-- Input rows --
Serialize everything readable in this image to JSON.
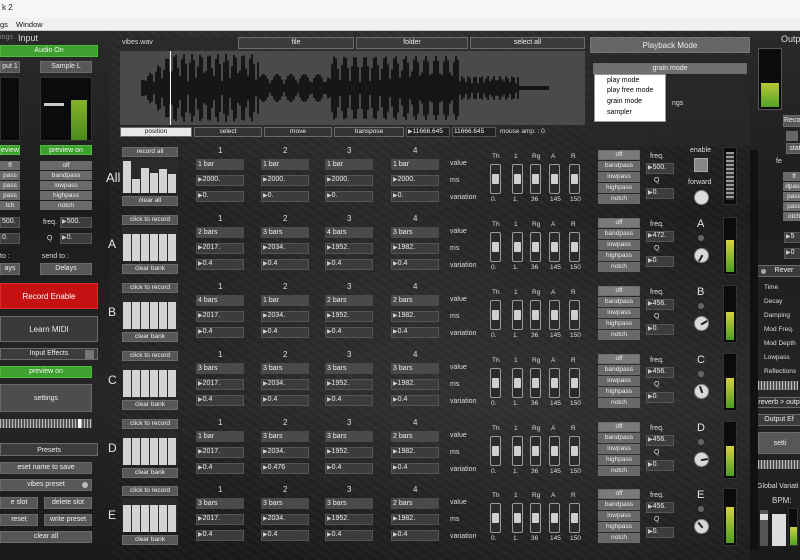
{
  "window": {
    "title": "k 2",
    "menus": [
      "gs",
      "Window"
    ]
  },
  "left": {
    "header_small": "ings",
    "header": "Input",
    "audio": "Audio On",
    "input_label": "put 1",
    "sample_label": "Sample L",
    "preview_left": "eview on",
    "preview_right": "preview on",
    "filters_left": [
      "ff",
      "pass",
      "pass",
      "pass",
      "tch"
    ],
    "filters_right": [
      "off",
      "bandpass",
      "lowpass",
      "highpass",
      "notch"
    ],
    "freq_left": "500.",
    "q_left": "0.",
    "freq_label": "freq.",
    "freq_value": "500.",
    "q_label": "Q",
    "q_value": "0.",
    "send_left": "to :",
    "send_label": "send to :",
    "delays_left": "ays",
    "delays_right": "Delays",
    "record_enable": "Record Enable",
    "learn_midi": "Learn MIDI",
    "input_effects": "Input Effects",
    "input_preview": "preview on",
    "settings": "settings",
    "presets": "Presets",
    "preset_name": "eset name to save",
    "vibes_preset": "vibes preset",
    "e_slot": "e slot",
    "delete_slot": "delete slot",
    "reset": "reset",
    "write_preset": "write preset",
    "clear_all": "clear all"
  },
  "file": {
    "name": "vibes.wav",
    "file_btn": "file",
    "folder_btn": "folder",
    "select_all": "select all"
  },
  "transport": {
    "position": "position",
    "select": "select",
    "move": "move",
    "transpose": "transpose",
    "val1": "11666.645",
    "val2": "11666.645",
    "mouse": "mouse amp. : 0."
  },
  "playback": {
    "title": "Playback Mode",
    "grain": "grain mode",
    "menu": [
      "play mode",
      "play free mode",
      "grain mode",
      "sampler"
    ],
    "settings_partial": "ngs"
  },
  "rows": [
    {
      "letter": "All",
      "record": "record all",
      "clear": "clear all",
      "bars": [
        95,
        40,
        75,
        60,
        70,
        55
      ],
      "cols": [
        {
          "n": "1",
          "v": "1 bar",
          "ms": "2000.",
          "var": "0."
        },
        {
          "n": "2",
          "v": "1 bar",
          "ms": "2000.",
          "var": "0."
        },
        {
          "n": "3",
          "v": "1 bar",
          "ms": "2000.",
          "var": "0."
        },
        {
          "n": "4",
          "v": "1 bar",
          "ms": "2000.",
          "var": "0."
        }
      ],
      "env": [
        "0.",
        "1.",
        "36",
        "145",
        "150"
      ],
      "filter_freq": "500.",
      "filter_q": "0."
    },
    {
      "letter": "A",
      "record": "click to record",
      "clear": "clear bank",
      "bars": [
        80,
        80,
        80,
        80,
        80,
        80
      ],
      "cols": [
        {
          "n": "1",
          "v": "2 bars",
          "ms": "2017.",
          "var": "0.4"
        },
        {
          "n": "2",
          "v": "3 bars",
          "ms": "2034.",
          "var": "0.4"
        },
        {
          "n": "3",
          "v": "4 bars",
          "ms": "1952.",
          "var": "0.4"
        },
        {
          "n": "4",
          "v": "3 bars",
          "ms": "1982.",
          "var": "0.4"
        }
      ],
      "env": [
        "0.",
        "1.",
        "36",
        "145",
        "150"
      ],
      "filter_freq": "472.",
      "filter_q": "0."
    },
    {
      "letter": "B",
      "record": "click to record",
      "clear": "clear bank",
      "bars": [
        80,
        80,
        80,
        80,
        80,
        80
      ],
      "cols": [
        {
          "n": "1",
          "v": "4 bars",
          "ms": "2017.",
          "var": "0.4"
        },
        {
          "n": "2",
          "v": "1 bar",
          "ms": "2034.",
          "var": "0.4"
        },
        {
          "n": "3",
          "v": "2 bars",
          "ms": "1952.",
          "var": "0.4"
        },
        {
          "n": "4",
          "v": "2 bars",
          "ms": "1982.",
          "var": "0.4"
        }
      ],
      "env": [
        "0.",
        "1.",
        "36",
        "145",
        "150"
      ],
      "filter_freq": "456.",
      "filter_q": "0."
    },
    {
      "letter": "C",
      "record": "click to record",
      "clear": "clear bank",
      "bars": [
        80,
        80,
        80,
        80,
        80,
        80
      ],
      "cols": [
        {
          "n": "1",
          "v": "3 bars",
          "ms": "2017.",
          "var": "0.4"
        },
        {
          "n": "2",
          "v": "3 bars",
          "ms": "2034.",
          "var": "0.4"
        },
        {
          "n": "3",
          "v": "3 bars",
          "ms": "1952.",
          "var": "0.4"
        },
        {
          "n": "4",
          "v": "3 bars",
          "ms": "1982.",
          "var": "0.4"
        }
      ],
      "env": [
        "0.",
        "1.",
        "36",
        "145",
        "150"
      ],
      "filter_freq": "456.",
      "filter_q": "0."
    },
    {
      "letter": "D",
      "record": "click to record",
      "clear": "clear bank",
      "bars": [
        80,
        80,
        80,
        80,
        80,
        80
      ],
      "cols": [
        {
          "n": "1",
          "v": "1 bar",
          "ms": "2017.",
          "var": "0.4"
        },
        {
          "n": "2",
          "v": "3 bars",
          "ms": "2034.",
          "var": "0.476"
        },
        {
          "n": "3",
          "v": "3 bars",
          "ms": "1952.",
          "var": "0.4"
        },
        {
          "n": "4",
          "v": "2 bars",
          "ms": "1982.",
          "var": "0.4"
        }
      ],
      "env": [
        "0.",
        "1.",
        "36",
        "145",
        "150"
      ],
      "filter_freq": "456.",
      "filter_q": "0."
    },
    {
      "letter": "E",
      "record": "click to record",
      "clear": "clear bank",
      "bars": [
        80,
        80,
        80,
        80,
        80,
        80
      ],
      "cols": [
        {
          "n": "1",
          "v": "3 bars",
          "ms": "2017.",
          "var": "0.4"
        },
        {
          "n": "2",
          "v": "3 bars",
          "ms": "2034.",
          "var": "0.4"
        },
        {
          "n": "3",
          "v": "3 bars",
          "ms": "1952.",
          "var": "0.4"
        },
        {
          "n": "4",
          "v": "2 bars",
          "ms": "1982.",
          "var": "0.4"
        }
      ],
      "env": [
        "0.",
        "1.",
        "36",
        "145",
        "150"
      ],
      "filter_freq": "456.",
      "filter_q": "0."
    }
  ],
  "row_labels": {
    "value": "value",
    "ms": "ms",
    "variation": "variation"
  },
  "env_heads": [
    "Th",
    "1",
    "Rg",
    "A",
    "R"
  ],
  "filter_opts": [
    "off",
    "bandpass",
    "lowpass",
    "highpass",
    "notch"
  ],
  "filter_freq_label": "freq.",
  "filter_q_label": "Q",
  "enable": {
    "label": "enable",
    "forward": "forward"
  },
  "right": {
    "output": "Output",
    "recor": "Recor",
    "stat": "stat",
    "fe": "fe",
    "settings_partial": "settin",
    "reverb": "Rever",
    "rev_params": [
      "Time",
      "Decay",
      "Damping",
      "Mod Freq.",
      "Mod Depth",
      "Lowpass",
      "Reflections"
    ],
    "rev_out": "reverb > outp",
    "output_eff": "Output Ef",
    "sett": "setti",
    "global": "Global Variati",
    "bpm": "BPM:",
    "items": [
      "ble",
      "ard"
    ],
    "fe_list": [
      "ff",
      "dpass",
      "pass",
      "pass",
      "otch"
    ],
    "freq_partial": "5",
    "q_partial": "0"
  }
}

-- Exercise task --
Omitting all images, print the listing exactly.

-- Response to this task --
Serialize everything readable in this image to JSON.
{
  "window": {
    "title": "k 2",
    "menus": [
      "gs",
      "Window"
    ]
  },
  "left": {
    "header_small": "ings",
    "header": "Input",
    "audio": "Audio On",
    "input_label": "put 1",
    "sample_label": "Sample L",
    "preview_left": "eview on",
    "preview_right": "preview on",
    "filters_left": [
      "ff",
      "pass",
      "pass",
      "pass",
      "tch"
    ],
    "filters_right": [
      "off",
      "bandpass",
      "lowpass",
      "highpass",
      "notch"
    ],
    "freq_left": "500.",
    "q_left": "0.",
    "freq_label": "freq.",
    "freq_value": "500.",
    "q_label": "Q",
    "q_value": "0.",
    "send_left": "to :",
    "send_label": "send to :",
    "delays_left": "ays",
    "delays_right": "Delays",
    "record_enable": "Record Enable",
    "learn_midi": "Learn MIDI",
    "input_effects": "Input Effects",
    "input_preview": "preview on",
    "settings": "settings",
    "presets": "Presets",
    "preset_name": "eset name to save",
    "vibes_preset": "vibes preset",
    "e_slot": "e slot",
    "delete_slot": "delete slot",
    "reset": "reset",
    "write_preset": "write preset",
    "clear_all": "clear all"
  },
  "file": {
    "name": "vibes.wav",
    "file_btn": "file",
    "folder_btn": "folder",
    "select_all": "select all"
  },
  "transport": {
    "position": "position",
    "select": "select",
    "move": "move",
    "transpose": "transpose",
    "val1": "11666.645",
    "val2": "11666.645",
    "mouse": "mouse amp. : 0."
  },
  "playback": {
    "title": "Playback Mode",
    "grain": "grain mode",
    "menu": [
      "play mode",
      "play free mode",
      "grain mode",
      "sampler"
    ],
    "settings_partial": "ngs"
  },
  "rows": [
    {
      "letter": "All",
      "record": "record all",
      "clear": "clear all",
      "bars": [
        95,
        40,
        75,
        60,
        70,
        55
      ],
      "cols": [
        {
          "n": "1",
          "v": "1 bar",
          "ms": "2000.",
          "var": "0."
        },
        {
          "n": "2",
          "v": "1 bar",
          "ms": "2000.",
          "var": "0."
        },
        {
          "n": "3",
          "v": "1 bar",
          "ms": "2000.",
          "var": "0."
        },
        {
          "n": "4",
          "v": "1 bar",
          "ms": "2000.",
          "var": "0."
        }
      ],
      "env": [
        "0.",
        "1.",
        "36",
        "145",
        "150"
      ],
      "filter_freq": "500.",
      "filter_q": "0."
    },
    {
      "letter": "A",
      "record": "click to record",
      "clear": "clear bank",
      "bars": [
        80,
        80,
        80,
        80,
        80,
        80
      ],
      "cols": [
        {
          "n": "1",
          "v": "2 bars",
          "ms": "2017.",
          "var": "0.4"
        },
        {
          "n": "2",
          "v": "3 bars",
          "ms": "2034.",
          "var": "0.4"
        },
        {
          "n": "3",
          "v": "4 bars",
          "ms": "1952.",
          "var": "0.4"
        },
        {
          "n": "4",
          "v": "3 bars",
          "ms": "1982.",
          "var": "0.4"
        }
      ],
      "env": [
        "0.",
        "1.",
        "36",
        "145",
        "150"
      ],
      "filter_freq": "472.",
      "filter_q": "0."
    },
    {
      "letter": "B",
      "record": "click to record",
      "clear": "clear bank",
      "bars": [
        80,
        80,
        80,
        80,
        80,
        80
      ],
      "cols": [
        {
          "n": "1",
          "v": "4 bars",
          "ms": "2017.",
          "var": "0.4"
        },
        {
          "n": "2",
          "v": "1 bar",
          "ms": "2034.",
          "var": "0.4"
        },
        {
          "n": "3",
          "v": "2 bars",
          "ms": "1952.",
          "var": "0.4"
        },
        {
          "n": "4",
          "v": "2 bars",
          "ms": "1982.",
          "var": "0.4"
        }
      ],
      "env": [
        "0.",
        "1.",
        "36",
        "145",
        "150"
      ],
      "filter_freq": "456.",
      "filter_q": "0."
    },
    {
      "letter": "C",
      "record": "click to record",
      "clear": "clear bank",
      "bars": [
        80,
        80,
        80,
        80,
        80,
        80
      ],
      "cols": [
        {
          "n": "1",
          "v": "3 bars",
          "ms": "2017.",
          "var": "0.4"
        },
        {
          "n": "2",
          "v": "3 bars",
          "ms": "2034.",
          "var": "0.4"
        },
        {
          "n": "3",
          "v": "3 bars",
          "ms": "1952.",
          "var": "0.4"
        },
        {
          "n": "4",
          "v": "3 bars",
          "ms": "1982.",
          "var": "0.4"
        }
      ],
      "env": [
        "0.",
        "1.",
        "36",
        "145",
        "150"
      ],
      "filter_freq": "456.",
      "filter_q": "0."
    },
    {
      "letter": "D",
      "record": "click to record",
      "clear": "clear bank",
      "bars": [
        80,
        80,
        80,
        80,
        80,
        80
      ],
      "cols": [
        {
          "n": "1",
          "v": "1 bar",
          "ms": "2017.",
          "var": "0.4"
        },
        {
          "n": "2",
          "v": "3 bars",
          "ms": "2034.",
          "var": "0.476"
        },
        {
          "n": "3",
          "v": "3 bars",
          "ms": "1952.",
          "var": "0.4"
        },
        {
          "n": "4",
          "v": "2 bars",
          "ms": "1982.",
          "var": "0.4"
        }
      ],
      "env": [
        "0.",
        "1.",
        "36",
        "145",
        "150"
      ],
      "filter_freq": "456.",
      "filter_q": "0."
    },
    {
      "letter": "E",
      "record": "click to record",
      "clear": "clear bank",
      "bars": [
        80,
        80,
        80,
        80,
        80,
        80
      ],
      "cols": [
        {
          "n": "1",
          "v": "3 bars",
          "ms": "2017.",
          "var": "0.4"
        },
        {
          "n": "2",
          "v": "3 bars",
          "ms": "2034.",
          "var": "0.4"
        },
        {
          "n": "3",
          "v": "3 bars",
          "ms": "1952.",
          "var": "0.4"
        },
        {
          "n": "4",
          "v": "2 bars",
          "ms": "1982.",
          "var": "0.4"
        }
      ],
      "env": [
        "0.",
        "1.",
        "36",
        "145",
        "150"
      ],
      "filter_freq": "456.",
      "filter_q": "0."
    }
  ],
  "row_labels": {
    "value": "value",
    "ms": "ms",
    "variation": "variation"
  },
  "env_heads": [
    "Th",
    "1",
    "Rg",
    "A",
    "R"
  ],
  "filter_opts": [
    "off",
    "bandpass",
    "lowpass",
    "highpass",
    "notch"
  ],
  "filter_freq_label": "freq.",
  "filter_q_label": "Q",
  "enable": {
    "label": "enable",
    "forward": "forward"
  },
  "right": {
    "output": "Output",
    "recor": "Recor",
    "stat": "stat",
    "fe": "fe",
    "settings_partial": "settin",
    "reverb": "Rever",
    "rev_params": [
      "Time",
      "Decay",
      "Damping",
      "Mod Freq.",
      "Mod Depth",
      "Lowpass",
      "Reflections"
    ],
    "rev_out": "reverb > outp",
    "output_eff": "Output Ef",
    "sett": "setti",
    "global": "Global Variati",
    "bpm": "BPM:",
    "items": [
      "ble",
      "ard"
    ],
    "fe_list": [
      "ff",
      "dpass",
      "pass",
      "pass",
      "otch"
    ],
    "freq_partial": "5",
    "q_partial": "0"
  }
}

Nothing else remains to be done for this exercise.